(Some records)
===============
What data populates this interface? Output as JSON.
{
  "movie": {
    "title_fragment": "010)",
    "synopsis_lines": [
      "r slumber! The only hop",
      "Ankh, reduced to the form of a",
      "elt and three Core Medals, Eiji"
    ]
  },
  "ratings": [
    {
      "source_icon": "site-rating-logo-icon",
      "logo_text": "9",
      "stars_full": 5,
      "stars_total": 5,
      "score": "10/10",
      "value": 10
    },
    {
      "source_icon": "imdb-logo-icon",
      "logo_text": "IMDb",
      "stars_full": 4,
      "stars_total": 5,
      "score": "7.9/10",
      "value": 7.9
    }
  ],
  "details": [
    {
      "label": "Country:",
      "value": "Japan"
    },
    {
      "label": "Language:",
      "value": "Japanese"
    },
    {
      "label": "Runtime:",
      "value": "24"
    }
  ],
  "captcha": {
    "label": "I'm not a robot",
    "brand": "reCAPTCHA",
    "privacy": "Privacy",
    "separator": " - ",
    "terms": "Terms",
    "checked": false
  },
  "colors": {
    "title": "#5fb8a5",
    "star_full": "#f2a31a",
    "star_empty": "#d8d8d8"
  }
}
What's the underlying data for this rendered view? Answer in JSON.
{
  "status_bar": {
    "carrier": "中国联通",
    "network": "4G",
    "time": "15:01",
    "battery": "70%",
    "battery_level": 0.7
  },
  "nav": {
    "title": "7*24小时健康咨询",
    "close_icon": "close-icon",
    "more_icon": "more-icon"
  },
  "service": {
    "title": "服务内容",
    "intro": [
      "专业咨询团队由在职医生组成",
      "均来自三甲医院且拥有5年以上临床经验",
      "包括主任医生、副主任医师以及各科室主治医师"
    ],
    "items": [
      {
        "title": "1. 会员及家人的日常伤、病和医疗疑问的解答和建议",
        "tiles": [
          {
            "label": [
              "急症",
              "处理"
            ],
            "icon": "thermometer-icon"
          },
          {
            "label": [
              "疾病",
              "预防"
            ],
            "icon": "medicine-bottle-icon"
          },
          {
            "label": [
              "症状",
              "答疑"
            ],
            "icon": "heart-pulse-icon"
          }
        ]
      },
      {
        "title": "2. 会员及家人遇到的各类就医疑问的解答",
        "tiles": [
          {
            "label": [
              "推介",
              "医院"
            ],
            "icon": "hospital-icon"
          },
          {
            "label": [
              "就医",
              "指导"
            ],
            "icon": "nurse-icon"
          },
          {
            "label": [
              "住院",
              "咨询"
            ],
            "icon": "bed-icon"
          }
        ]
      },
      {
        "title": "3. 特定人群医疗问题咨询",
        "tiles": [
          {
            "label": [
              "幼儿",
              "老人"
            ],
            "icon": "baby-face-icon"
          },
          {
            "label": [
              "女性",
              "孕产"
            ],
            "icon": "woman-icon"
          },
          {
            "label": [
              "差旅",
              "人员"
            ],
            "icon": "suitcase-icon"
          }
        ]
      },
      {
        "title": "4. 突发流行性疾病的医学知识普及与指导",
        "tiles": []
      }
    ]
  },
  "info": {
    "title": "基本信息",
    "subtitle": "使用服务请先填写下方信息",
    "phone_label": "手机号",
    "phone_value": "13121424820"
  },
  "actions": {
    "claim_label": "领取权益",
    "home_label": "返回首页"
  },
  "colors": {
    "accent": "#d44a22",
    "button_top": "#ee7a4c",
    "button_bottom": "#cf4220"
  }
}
===============
Each line of the material should be duplicated exactly, please.

What data populates this interface? Output as JSON.
{
  "movie": {
    "title_fragment": "010)",
    "synopsis_lines": [
      "r slumber! The only hop",
      "Ankh, reduced to the form of a",
      "elt and three Core Medals, Eiji"
    ]
  },
  "ratings": [
    {
      "source_icon": "site-rating-logo-icon",
      "logo_text": "9",
      "stars_full": 5,
      "stars_total": 5,
      "score": "10/10",
      "value": 10
    },
    {
      "source_icon": "imdb-logo-icon",
      "logo_text": "IMDb",
      "stars_full": 4,
      "stars_total": 5,
      "score": "7.9/10",
      "value": 7.9
    }
  ],
  "details": [
    {
      "label": "Country:",
      "value": "Japan"
    },
    {
      "label": "Language:",
      "value": "Japanese"
    },
    {
      "label": "Runtime:",
      "value": "24"
    }
  ],
  "captcha": {
    "label": "I'm not a robot",
    "brand": "reCAPTCHA",
    "privacy": "Privacy",
    "separator": " - ",
    "terms": "Terms",
    "checked": false
  },
  "colors": {
    "title": "#5fb8a5",
    "star_full": "#f2a31a",
    "star_empty": "#d8d8d8"
  }
}
What's the underlying data for this rendered view? Answer in JSON.
{
  "status_bar": {
    "carrier": "中国联通",
    "network": "4G",
    "time": "15:01",
    "battery": "70%",
    "battery_level": 0.7
  },
  "nav": {
    "title": "7*24小时健康咨询",
    "close_icon": "close-icon",
    "more_icon": "more-icon"
  },
  "service": {
    "title": "服务内容",
    "intro": [
      "专业咨询团队由在职医生组成",
      "均来自三甲医院且拥有5年以上临床经验",
      "包括主任医生、副主任医师以及各科室主治医师"
    ],
    "items": [
      {
        "title": "1. 会员及家人的日常伤、病和医疗疑问的解答和建议",
        "tiles": [
          {
            "label": [
              "急症",
              "处理"
            ],
            "icon": "thermometer-icon"
          },
          {
            "label": [
              "疾病",
              "预防"
            ],
            "icon": "medicine-bottle-icon"
          },
          {
            "label": [
              "症状",
              "答疑"
            ],
            "icon": "heart-pulse-icon"
          }
        ]
      },
      {
        "title": "2. 会员及家人遇到的各类就医疑问的解答",
        "tiles": [
          {
            "label": [
              "推介",
              "医院"
            ],
            "icon": "hospital-icon"
          },
          {
            "label": [
              "就医",
              "指导"
            ],
            "icon": "nurse-icon"
          },
          {
            "label": [
              "住院",
              "咨询"
            ],
            "icon": "bed-icon"
          }
        ]
      },
      {
        "title": "3. 特定人群医疗问题咨询",
        "tiles": [
          {
            "label": [
              "幼儿",
              "老人"
            ],
            "icon": "baby-face-icon"
          },
          {
            "label": [
              "女性",
              "孕产"
            ],
            "icon": "woman-icon"
          },
          {
            "label": [
              "差旅",
              "人员"
            ],
            "icon": "suitcase-icon"
          }
        ]
      },
      {
        "title": "4. 突发流行性疾病的医学知识普及与指导",
        "tiles": []
      }
    ]
  },
  "info": {
    "title": "基本信息",
    "subtitle": "使用服务请先填写下方信息",
    "phone_label": "手机号",
    "phone_value": "13121424820"
  },
  "actions": {
    "claim_label": "领取权益",
    "home_label": "返回首页"
  },
  "colors": {
    "accent": "#d44a22",
    "button_top": "#ee7a4c",
    "button_bottom": "#cf4220"
  }
}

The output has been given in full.